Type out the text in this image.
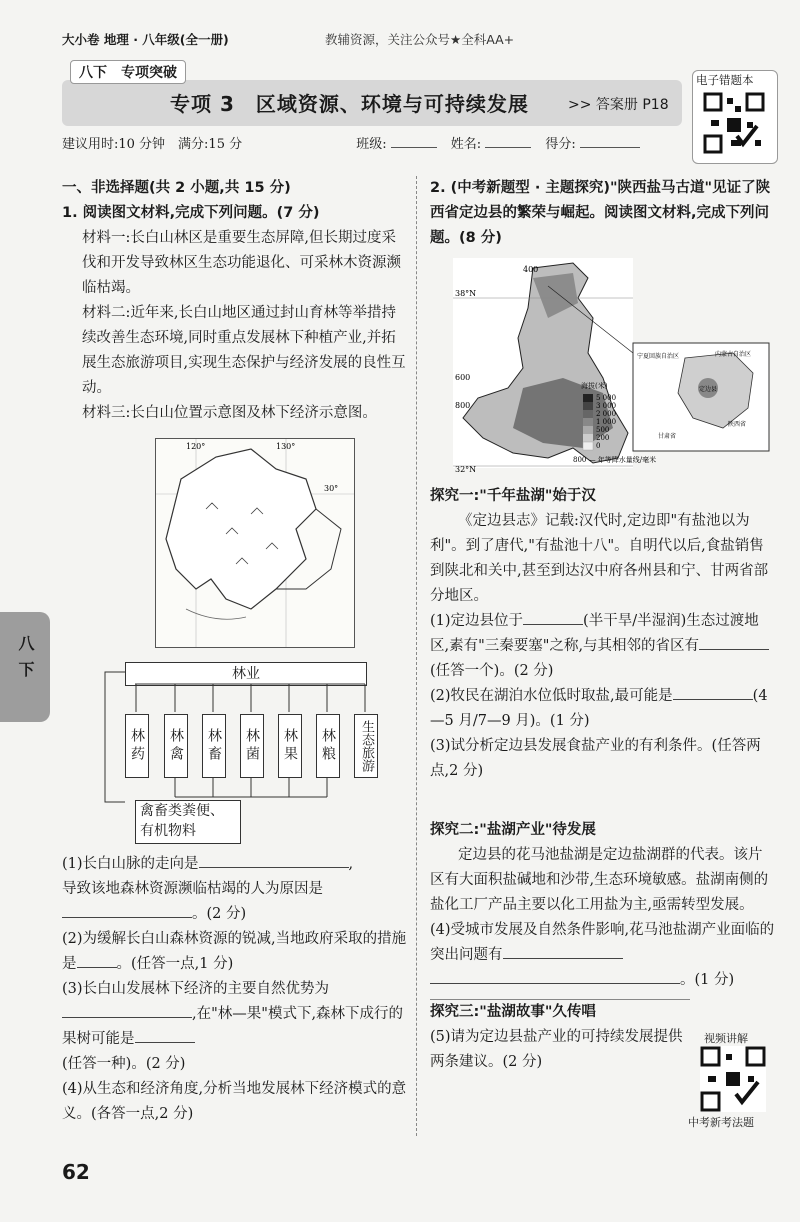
大小卷 地理 · 八年级(全一册)	教辅资源，关注公众号★全科AA+
八下　专项突破
专项 3　区域资源、环境与可持续发展	>> 答案册 P18
建议用时:10 分钟　满分:15 分	班级:	姓名:	得分:
电子错题本
八下

一、非选择题(共 2 小题,共 15 分)

1. 阅读图文材料,完成下列问题。(7 分)

材料一:长白山林区是重要生态屏障,但长期过度采伐和开发导致林区生态功能退化、可采林木资源濒临枯竭。

材料二:近年来,长白山地区通过封山育林等举措持续改善生态环境,同时重点发展林下种植产业,并拓展生态旅游项目,实现生态保护与经济发展的良性互动。

材料三:长白山位置示意图及林下经济示意图。

120°	130°
30°
林业
林药 林禽 林畜 林菌 林果 林粮	生态旅游
禽畜类粪便、
有机物料

(1)长白山脉的走向是	,

导致该地森林资源濒临枯竭的人为原因是

。(2 分)

(2)为缓解长白山森林资源的锐减,当地政府采取的措施是	。(任答一点,1 分)

(3)长白山发展林下经济的主要自然优势为,在"林—果"模式下,森林下成行的果树可能是

(任答一种)。(2 分)

(4)从生态和经济角度,分析当地发展林下经济模式的意义。(各答一点,2 分)

2. (中考新题型 · 主题探究)"陕西盐马古道"见证了陕西省定边县的繁荣与崛起。阅读图文材料,完成下列问题。(8 分)

400
38°N
600
800
32°N
海拔(米)
5 000
3 000
2 000
1 000
500
200
0
800 — 年等降水量线/毫米
内蒙古自治区
宁夏回族自治区
甘肃省
陕西省
定边县

探究一:"千年盐湖"始于汉

《定边县志》记载:汉代时,定边即"有盐池以为利"。到了唐代,"有盐池十八"。自明代以后,食盐销售到陕北和关中,甚至到达汉中府各州县和宁、甘两省部分地区。

(1)定边县位于	(半干旱/半湿润)生态过渡地区,素有"三秦要塞"之称,与其相邻的省区有(任答一个)。(2 分)

(2)牧民在湖泊水位低时取盐,最可能是	(4—5 月/7—9 月)。(1 分)

(3)试分析定边县发展食盐产业的有利条件。(任答两点,2 分)

探究二:"盐湖产业"待发展

定边县的花马池盐湖是定边盐湖群的代表。该片区有大面积盐碱地和沙带,生态环境敏感。盐湖南侧的盐化工厂产品主要以化工用盐为主,亟需转型发展。

(4)受城市发展及自然条件影响,花马池盐湖产业面临的突出问题有

。(1 分)

探究三:"盐湖故事"久传唱

(5)请为定边县盐产业的可持续发展提供两条建议。(2 分)

视频讲解
中考新考法题
62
——
WHAT THE TASK ASKS — From the entries above, copy every line that holds the word "阅读图文材料".

CORRECT RESULT —
1. 阅读图文材料,完成下列问题。(7 分)
2. (中考新题型 · 主题探究)"陕西盐马古道"见证了陕西省定边县的繁荣与崛起。阅读图文材料,完成下列问题。(8 分)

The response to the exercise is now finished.